▸ **What the task asks**
Line filter on the word "während": copy each matching line from the entries.
BEGIN Data in this exercise
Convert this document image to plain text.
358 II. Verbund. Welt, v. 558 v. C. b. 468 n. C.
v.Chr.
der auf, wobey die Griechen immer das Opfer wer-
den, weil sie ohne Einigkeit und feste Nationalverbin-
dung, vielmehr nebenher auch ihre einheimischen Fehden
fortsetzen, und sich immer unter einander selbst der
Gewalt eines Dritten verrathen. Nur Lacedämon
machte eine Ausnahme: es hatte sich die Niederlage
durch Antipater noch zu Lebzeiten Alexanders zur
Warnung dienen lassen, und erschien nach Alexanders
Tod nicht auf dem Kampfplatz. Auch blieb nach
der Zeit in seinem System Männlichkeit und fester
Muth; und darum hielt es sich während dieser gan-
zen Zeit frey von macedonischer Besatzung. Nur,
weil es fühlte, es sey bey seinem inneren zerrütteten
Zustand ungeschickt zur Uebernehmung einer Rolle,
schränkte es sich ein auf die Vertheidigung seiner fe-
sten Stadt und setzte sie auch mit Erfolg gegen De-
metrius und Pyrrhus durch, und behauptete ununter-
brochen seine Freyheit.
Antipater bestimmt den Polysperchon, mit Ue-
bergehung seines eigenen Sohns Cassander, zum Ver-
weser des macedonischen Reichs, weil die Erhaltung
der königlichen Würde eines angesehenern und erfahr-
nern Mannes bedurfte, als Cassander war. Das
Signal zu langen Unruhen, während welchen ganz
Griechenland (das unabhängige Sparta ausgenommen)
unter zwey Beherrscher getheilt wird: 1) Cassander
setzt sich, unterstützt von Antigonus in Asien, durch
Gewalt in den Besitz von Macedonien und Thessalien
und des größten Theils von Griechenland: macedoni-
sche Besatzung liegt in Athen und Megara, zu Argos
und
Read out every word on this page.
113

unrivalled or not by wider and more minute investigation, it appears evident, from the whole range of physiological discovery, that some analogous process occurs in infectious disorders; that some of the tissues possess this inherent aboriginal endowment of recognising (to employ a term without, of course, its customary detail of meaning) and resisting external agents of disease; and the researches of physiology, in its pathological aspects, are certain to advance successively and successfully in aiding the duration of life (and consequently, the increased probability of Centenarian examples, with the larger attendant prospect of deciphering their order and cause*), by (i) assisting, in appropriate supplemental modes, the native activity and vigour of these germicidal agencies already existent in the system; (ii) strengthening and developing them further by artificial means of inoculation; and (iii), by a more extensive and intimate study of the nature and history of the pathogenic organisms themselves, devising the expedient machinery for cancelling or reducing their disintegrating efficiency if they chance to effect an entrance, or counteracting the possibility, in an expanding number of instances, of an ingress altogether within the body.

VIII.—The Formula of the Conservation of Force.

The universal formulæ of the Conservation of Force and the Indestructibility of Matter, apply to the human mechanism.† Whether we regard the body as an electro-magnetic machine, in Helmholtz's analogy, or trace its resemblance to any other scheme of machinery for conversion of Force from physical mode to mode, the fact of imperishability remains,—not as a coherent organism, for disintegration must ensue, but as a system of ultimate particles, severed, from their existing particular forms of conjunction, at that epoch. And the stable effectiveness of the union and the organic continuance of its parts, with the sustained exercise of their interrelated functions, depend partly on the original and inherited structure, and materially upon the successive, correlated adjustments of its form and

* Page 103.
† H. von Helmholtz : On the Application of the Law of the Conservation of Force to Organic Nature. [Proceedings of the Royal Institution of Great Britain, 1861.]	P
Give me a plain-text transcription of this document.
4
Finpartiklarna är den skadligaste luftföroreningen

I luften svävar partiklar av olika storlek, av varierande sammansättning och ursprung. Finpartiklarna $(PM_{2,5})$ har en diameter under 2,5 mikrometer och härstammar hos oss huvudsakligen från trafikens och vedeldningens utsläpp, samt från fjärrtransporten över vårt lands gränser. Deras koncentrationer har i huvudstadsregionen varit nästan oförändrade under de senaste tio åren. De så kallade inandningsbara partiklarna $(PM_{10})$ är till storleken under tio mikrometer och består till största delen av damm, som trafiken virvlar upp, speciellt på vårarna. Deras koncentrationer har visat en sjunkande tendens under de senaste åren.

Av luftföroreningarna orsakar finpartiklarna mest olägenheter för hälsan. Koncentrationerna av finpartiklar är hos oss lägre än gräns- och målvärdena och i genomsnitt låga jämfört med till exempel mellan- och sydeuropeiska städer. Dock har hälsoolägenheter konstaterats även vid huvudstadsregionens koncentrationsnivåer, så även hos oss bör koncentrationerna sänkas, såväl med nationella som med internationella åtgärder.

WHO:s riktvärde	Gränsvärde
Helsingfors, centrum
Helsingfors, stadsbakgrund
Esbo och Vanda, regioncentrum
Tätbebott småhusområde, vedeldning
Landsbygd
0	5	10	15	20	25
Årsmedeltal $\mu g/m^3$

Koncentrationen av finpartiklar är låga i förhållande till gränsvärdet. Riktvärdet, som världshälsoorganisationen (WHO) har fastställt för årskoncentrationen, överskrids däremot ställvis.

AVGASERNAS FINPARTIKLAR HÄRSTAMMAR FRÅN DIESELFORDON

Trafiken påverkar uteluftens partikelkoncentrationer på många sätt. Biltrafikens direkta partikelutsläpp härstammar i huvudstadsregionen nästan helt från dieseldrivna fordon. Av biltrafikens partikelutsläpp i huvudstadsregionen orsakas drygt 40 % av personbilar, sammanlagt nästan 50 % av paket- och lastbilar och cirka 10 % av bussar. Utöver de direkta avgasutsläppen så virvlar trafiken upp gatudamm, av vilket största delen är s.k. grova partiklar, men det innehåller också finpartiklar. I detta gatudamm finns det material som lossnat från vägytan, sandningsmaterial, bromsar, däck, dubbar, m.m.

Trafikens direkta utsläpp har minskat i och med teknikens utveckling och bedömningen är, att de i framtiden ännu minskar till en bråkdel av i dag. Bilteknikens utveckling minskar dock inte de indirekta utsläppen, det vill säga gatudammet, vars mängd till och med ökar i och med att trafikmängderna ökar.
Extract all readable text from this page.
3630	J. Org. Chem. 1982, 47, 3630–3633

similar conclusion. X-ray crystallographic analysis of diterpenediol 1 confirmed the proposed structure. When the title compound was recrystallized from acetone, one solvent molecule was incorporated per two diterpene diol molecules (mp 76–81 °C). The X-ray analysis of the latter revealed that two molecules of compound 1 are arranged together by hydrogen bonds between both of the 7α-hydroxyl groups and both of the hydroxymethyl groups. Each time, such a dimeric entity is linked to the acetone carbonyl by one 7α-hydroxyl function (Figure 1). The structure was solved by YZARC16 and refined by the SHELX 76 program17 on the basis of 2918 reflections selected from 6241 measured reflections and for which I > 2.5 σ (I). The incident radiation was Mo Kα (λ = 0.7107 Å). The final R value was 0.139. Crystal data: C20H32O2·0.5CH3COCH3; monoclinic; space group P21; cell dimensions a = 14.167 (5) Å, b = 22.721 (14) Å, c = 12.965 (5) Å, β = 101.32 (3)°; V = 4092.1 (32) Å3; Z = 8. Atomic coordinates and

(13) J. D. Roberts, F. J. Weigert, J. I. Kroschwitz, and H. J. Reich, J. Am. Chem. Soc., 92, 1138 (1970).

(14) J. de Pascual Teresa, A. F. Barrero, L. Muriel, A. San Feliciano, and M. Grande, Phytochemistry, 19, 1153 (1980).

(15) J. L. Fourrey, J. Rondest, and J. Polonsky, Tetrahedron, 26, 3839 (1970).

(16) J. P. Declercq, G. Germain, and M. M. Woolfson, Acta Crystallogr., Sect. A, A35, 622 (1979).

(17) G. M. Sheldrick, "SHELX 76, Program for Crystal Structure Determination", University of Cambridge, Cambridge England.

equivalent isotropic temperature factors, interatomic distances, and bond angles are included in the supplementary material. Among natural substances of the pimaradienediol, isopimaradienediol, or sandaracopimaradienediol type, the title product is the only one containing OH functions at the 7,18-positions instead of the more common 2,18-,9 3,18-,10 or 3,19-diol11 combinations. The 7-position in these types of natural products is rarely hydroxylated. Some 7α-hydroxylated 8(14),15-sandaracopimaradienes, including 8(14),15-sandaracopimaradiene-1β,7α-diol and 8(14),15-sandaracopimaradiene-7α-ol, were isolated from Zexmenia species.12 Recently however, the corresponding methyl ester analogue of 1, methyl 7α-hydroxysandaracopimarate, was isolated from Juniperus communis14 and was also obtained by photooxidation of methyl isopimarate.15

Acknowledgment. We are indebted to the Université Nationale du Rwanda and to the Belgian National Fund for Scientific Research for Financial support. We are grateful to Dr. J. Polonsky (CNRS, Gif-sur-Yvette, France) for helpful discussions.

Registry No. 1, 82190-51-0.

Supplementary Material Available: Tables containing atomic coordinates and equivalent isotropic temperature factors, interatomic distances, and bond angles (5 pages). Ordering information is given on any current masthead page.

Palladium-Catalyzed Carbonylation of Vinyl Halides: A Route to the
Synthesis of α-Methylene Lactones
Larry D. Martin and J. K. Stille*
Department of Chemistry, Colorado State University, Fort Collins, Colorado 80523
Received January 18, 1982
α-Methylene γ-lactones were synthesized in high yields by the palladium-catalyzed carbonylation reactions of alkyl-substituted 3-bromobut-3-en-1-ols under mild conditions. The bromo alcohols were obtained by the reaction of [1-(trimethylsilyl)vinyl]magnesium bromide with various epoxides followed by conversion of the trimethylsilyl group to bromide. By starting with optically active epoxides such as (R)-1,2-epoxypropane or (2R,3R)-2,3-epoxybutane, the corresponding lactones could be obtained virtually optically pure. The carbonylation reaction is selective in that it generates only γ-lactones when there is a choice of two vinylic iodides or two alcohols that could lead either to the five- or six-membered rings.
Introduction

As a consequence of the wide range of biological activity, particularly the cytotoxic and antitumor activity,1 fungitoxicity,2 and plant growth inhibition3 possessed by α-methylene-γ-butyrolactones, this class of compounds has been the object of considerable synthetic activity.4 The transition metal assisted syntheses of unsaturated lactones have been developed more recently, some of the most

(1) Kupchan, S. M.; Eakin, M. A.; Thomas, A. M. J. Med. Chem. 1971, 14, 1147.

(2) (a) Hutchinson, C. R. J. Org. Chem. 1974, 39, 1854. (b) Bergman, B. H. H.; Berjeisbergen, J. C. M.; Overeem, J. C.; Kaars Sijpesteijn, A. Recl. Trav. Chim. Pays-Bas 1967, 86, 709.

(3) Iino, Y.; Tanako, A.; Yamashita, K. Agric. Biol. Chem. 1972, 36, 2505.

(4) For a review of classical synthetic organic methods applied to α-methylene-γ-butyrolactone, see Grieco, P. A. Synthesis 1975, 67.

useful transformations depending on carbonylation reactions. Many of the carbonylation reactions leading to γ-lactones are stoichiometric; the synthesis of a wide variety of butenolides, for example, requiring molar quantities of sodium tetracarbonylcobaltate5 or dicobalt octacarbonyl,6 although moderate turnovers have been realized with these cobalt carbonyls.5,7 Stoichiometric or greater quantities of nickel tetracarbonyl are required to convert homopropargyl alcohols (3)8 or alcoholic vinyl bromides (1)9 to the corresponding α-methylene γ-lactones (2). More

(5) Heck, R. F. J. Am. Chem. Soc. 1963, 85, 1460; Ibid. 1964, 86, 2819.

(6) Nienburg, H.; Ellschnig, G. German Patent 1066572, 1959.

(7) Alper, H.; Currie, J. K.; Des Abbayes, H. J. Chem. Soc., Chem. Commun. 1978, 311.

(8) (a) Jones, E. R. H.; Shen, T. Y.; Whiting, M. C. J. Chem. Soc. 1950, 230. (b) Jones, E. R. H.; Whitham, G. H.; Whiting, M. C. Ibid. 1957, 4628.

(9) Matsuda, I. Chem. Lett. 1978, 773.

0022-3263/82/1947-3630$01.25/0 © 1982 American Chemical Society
END Data in this exercise
▸ **Task answer**
Muth; und darum hielt es sich während dieser gan-
Signal zu langen Unruhen, während welchen ganz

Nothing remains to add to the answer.